» Directions for this task
From the listing below, extract every line in which the word "FORT" appears.

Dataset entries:
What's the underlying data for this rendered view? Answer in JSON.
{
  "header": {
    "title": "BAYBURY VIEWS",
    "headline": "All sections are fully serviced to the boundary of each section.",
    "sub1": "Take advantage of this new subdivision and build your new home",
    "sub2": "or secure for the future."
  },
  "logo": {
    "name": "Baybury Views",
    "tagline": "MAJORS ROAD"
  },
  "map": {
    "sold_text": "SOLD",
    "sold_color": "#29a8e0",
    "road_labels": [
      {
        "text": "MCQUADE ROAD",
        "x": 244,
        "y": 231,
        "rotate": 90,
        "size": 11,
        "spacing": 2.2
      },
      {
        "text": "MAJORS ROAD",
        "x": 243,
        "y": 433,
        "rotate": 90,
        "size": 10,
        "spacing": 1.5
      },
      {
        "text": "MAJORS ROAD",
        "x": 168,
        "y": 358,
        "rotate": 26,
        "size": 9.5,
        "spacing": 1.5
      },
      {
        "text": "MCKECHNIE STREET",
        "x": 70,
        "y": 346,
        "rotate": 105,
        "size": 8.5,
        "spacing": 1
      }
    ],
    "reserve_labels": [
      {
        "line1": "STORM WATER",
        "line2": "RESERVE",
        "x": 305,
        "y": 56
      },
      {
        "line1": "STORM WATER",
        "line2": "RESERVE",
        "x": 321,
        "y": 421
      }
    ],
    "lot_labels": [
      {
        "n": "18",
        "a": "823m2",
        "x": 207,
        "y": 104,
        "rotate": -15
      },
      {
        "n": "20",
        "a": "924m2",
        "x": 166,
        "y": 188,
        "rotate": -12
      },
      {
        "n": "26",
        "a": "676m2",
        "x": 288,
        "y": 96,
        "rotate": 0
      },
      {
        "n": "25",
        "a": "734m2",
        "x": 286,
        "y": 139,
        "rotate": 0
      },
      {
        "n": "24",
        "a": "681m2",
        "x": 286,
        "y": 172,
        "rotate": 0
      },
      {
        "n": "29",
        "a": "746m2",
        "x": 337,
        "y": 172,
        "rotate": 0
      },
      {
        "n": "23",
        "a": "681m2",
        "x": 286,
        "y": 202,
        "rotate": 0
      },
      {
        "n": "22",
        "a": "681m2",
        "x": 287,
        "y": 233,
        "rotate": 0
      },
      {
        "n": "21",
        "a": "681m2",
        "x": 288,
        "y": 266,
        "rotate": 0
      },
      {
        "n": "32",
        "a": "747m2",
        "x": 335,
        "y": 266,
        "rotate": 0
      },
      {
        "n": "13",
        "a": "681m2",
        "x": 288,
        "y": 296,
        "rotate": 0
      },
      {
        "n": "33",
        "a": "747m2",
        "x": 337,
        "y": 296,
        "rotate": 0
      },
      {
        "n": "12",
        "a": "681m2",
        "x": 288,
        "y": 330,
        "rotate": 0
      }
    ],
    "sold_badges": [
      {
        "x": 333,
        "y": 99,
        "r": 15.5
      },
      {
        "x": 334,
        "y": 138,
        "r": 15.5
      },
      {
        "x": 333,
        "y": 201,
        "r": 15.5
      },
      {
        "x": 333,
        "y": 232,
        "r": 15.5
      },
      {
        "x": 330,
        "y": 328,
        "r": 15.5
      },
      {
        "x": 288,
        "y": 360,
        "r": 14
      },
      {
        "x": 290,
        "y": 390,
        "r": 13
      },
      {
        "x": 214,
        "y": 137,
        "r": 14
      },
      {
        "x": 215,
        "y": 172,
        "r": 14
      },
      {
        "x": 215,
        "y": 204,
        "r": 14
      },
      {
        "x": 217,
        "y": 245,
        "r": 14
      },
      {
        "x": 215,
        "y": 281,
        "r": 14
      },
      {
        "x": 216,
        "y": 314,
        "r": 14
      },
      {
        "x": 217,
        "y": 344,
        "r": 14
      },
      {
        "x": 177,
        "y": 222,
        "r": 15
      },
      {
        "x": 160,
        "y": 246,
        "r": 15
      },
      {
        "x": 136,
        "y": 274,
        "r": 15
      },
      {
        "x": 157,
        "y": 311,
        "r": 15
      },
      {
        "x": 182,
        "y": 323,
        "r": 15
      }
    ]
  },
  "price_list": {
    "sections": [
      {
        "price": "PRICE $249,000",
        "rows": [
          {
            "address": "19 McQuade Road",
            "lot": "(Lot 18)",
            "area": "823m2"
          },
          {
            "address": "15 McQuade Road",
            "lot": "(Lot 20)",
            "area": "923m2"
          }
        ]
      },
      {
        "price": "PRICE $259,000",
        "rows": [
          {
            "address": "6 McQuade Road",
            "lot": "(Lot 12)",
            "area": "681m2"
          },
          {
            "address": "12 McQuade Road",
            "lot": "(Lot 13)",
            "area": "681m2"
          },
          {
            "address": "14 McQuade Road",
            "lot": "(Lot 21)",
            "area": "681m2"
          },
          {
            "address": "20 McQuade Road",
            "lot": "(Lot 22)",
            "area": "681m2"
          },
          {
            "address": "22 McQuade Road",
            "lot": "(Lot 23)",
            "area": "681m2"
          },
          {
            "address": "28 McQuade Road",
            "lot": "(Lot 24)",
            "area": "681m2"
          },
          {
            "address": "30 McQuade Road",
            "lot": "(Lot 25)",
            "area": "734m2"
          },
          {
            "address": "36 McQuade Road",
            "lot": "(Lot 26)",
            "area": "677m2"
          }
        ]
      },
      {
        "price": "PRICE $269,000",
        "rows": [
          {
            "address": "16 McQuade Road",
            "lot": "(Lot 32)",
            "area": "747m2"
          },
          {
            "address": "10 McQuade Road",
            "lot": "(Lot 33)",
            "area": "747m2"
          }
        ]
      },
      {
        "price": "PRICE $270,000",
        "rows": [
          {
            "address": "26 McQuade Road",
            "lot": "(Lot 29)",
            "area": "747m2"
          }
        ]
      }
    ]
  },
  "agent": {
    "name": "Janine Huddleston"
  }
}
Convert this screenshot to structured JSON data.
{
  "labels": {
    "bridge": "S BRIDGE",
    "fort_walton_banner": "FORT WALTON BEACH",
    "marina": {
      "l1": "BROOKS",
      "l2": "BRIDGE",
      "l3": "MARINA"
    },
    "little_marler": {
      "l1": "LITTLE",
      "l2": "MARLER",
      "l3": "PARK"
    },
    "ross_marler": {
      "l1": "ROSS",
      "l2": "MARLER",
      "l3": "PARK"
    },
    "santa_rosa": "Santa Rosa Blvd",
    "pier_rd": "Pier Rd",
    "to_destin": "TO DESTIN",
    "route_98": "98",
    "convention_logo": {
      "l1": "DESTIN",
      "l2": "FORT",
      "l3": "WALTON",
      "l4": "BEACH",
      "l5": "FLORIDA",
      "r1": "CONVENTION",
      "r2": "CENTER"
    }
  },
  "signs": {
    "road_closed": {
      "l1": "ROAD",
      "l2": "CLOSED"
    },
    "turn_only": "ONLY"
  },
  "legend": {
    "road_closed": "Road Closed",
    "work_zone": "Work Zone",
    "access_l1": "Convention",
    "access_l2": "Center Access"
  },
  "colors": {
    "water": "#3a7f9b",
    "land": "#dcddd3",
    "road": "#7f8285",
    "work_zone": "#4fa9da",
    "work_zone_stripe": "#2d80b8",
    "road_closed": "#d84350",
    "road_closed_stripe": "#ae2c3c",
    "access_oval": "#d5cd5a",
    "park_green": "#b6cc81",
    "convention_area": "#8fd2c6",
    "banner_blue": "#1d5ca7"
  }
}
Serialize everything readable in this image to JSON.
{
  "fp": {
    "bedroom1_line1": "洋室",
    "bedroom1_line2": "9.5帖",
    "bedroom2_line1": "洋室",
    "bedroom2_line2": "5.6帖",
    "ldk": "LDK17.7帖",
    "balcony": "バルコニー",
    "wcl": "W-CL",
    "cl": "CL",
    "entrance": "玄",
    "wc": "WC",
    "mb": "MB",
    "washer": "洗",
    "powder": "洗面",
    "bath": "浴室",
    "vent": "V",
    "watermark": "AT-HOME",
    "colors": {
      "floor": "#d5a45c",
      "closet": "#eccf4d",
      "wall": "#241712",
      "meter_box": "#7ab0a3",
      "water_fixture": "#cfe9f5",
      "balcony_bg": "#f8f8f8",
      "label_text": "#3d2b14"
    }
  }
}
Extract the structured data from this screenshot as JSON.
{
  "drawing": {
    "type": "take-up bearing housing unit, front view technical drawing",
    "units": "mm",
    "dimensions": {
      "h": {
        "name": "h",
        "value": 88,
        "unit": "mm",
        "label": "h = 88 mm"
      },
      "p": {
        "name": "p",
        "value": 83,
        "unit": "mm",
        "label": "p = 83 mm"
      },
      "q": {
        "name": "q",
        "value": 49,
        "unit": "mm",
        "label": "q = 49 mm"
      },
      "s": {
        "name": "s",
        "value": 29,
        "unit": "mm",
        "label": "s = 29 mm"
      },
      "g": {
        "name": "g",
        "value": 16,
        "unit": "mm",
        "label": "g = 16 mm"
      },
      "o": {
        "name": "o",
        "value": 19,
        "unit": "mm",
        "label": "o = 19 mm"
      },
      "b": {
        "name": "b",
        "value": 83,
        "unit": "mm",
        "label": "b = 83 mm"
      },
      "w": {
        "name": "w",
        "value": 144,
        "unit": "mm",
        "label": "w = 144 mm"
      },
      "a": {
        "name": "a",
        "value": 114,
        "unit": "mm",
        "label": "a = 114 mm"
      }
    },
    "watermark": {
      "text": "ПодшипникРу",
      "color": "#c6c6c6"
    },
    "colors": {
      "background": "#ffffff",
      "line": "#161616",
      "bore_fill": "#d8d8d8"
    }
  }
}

» Task answer
    "fort_walton_banner": "FORT WALTON BEACH",
      "l2": "FORT",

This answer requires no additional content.